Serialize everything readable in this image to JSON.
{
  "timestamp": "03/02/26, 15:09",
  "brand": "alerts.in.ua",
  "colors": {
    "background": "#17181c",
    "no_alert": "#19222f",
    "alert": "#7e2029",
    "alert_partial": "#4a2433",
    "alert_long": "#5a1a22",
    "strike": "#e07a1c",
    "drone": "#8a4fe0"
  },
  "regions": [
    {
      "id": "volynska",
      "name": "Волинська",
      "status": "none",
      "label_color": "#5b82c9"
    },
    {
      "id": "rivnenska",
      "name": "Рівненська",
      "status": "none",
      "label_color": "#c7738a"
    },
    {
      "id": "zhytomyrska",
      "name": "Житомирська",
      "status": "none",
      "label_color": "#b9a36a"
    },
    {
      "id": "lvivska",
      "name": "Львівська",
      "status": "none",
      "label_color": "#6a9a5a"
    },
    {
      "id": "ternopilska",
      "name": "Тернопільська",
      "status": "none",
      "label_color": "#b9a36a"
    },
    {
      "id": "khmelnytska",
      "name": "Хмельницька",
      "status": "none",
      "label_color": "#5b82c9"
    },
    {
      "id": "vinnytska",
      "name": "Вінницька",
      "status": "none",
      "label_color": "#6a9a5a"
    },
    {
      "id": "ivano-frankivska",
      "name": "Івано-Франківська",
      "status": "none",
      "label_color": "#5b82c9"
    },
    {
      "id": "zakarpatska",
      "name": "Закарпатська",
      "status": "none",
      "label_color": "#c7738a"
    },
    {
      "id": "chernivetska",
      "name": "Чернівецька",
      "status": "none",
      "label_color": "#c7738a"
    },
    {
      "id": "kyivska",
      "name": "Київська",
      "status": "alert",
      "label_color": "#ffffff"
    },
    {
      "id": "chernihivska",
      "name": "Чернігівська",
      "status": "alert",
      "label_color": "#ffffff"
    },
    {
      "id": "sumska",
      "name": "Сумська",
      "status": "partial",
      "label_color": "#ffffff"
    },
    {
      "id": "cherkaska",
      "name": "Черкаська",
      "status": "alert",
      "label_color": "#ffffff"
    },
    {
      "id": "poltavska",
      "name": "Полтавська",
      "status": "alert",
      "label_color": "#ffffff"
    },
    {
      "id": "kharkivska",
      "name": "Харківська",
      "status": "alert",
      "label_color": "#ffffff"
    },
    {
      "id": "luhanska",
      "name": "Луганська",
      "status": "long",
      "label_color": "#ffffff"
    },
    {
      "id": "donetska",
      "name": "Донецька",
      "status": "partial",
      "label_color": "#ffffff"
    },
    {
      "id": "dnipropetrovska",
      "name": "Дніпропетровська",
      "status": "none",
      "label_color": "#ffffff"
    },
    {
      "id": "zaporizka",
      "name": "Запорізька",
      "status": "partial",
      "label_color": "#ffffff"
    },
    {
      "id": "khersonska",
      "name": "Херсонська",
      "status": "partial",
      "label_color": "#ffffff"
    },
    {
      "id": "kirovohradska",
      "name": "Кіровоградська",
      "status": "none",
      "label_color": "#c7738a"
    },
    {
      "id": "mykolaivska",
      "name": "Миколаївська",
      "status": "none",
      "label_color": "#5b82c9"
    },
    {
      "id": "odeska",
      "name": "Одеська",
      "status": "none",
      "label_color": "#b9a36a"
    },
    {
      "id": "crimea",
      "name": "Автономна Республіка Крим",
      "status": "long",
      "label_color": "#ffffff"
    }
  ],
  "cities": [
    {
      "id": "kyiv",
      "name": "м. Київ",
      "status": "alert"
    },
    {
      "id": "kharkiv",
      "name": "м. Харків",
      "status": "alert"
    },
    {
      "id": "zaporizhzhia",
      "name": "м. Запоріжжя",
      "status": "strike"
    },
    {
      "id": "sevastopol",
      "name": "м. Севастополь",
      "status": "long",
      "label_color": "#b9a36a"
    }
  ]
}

━━━━━━

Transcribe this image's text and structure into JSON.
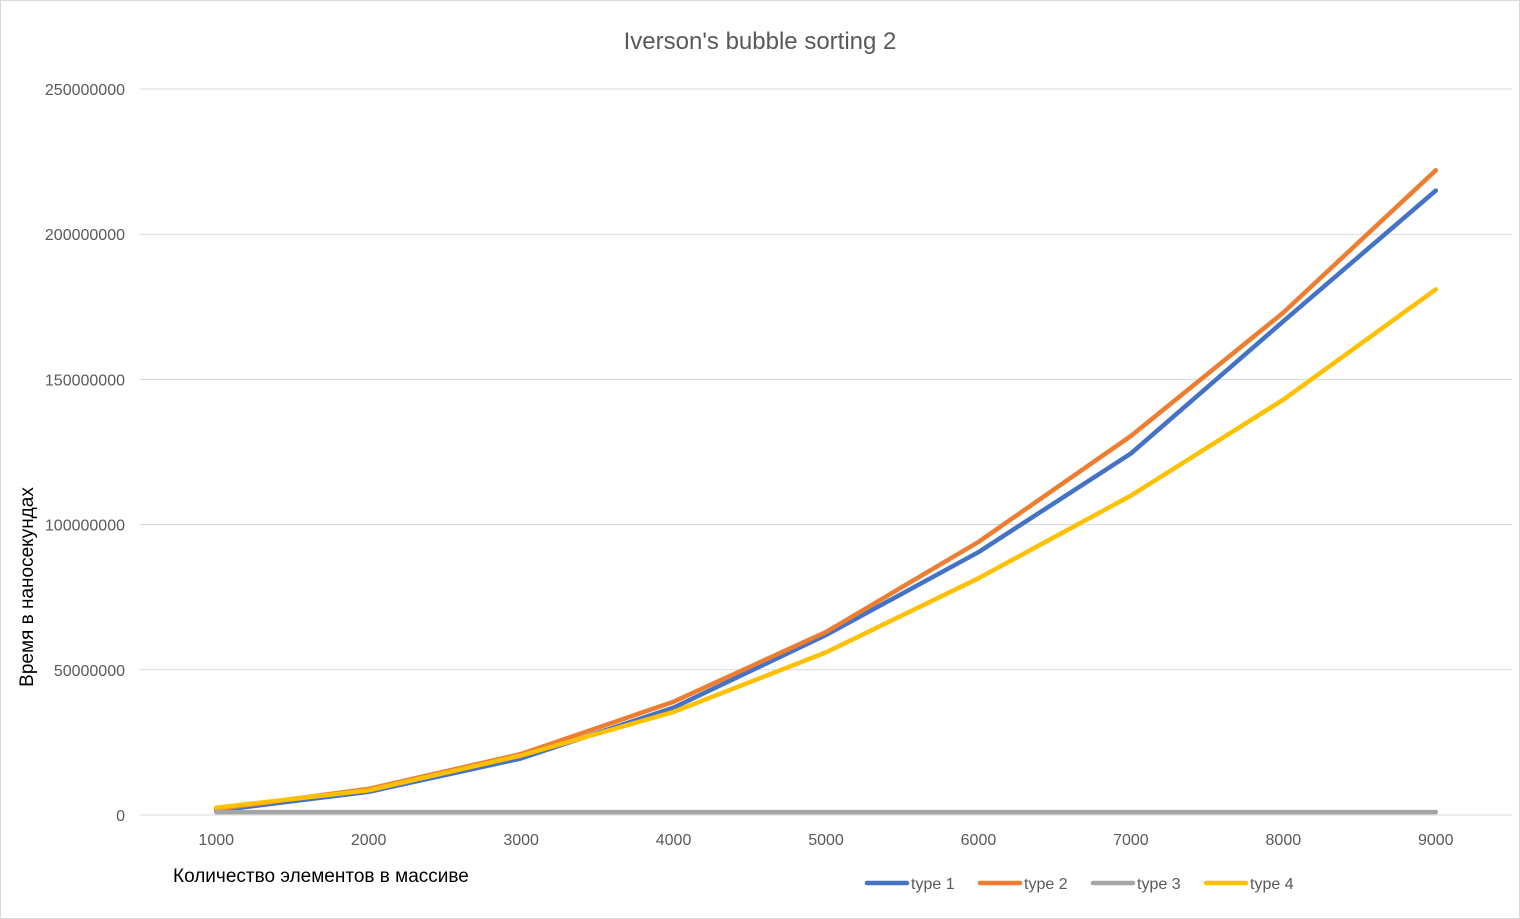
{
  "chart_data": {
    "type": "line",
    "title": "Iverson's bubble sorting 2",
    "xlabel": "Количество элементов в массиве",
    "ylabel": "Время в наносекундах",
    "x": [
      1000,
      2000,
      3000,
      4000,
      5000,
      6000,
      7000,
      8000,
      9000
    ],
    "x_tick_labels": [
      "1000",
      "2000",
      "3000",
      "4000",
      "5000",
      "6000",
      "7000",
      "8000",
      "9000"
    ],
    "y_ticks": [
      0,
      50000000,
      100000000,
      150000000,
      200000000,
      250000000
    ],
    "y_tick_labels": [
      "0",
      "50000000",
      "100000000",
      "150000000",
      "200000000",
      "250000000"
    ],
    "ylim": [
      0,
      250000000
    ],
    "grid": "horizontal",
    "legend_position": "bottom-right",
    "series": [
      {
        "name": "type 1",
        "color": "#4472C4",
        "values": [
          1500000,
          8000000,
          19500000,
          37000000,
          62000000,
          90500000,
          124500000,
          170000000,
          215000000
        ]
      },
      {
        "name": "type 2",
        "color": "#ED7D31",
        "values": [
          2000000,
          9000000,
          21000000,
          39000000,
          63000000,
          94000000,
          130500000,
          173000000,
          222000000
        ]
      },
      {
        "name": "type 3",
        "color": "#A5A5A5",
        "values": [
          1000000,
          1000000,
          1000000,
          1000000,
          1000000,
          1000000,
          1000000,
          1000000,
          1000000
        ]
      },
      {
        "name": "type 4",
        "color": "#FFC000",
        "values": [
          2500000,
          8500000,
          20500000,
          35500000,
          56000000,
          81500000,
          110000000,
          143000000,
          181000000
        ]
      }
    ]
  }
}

━━━━━━

Search the entries for the word "image" and gather every line where it appears.

Serialize everything readable in this image to JSON.
Transcribe this image's text and structure into JSON.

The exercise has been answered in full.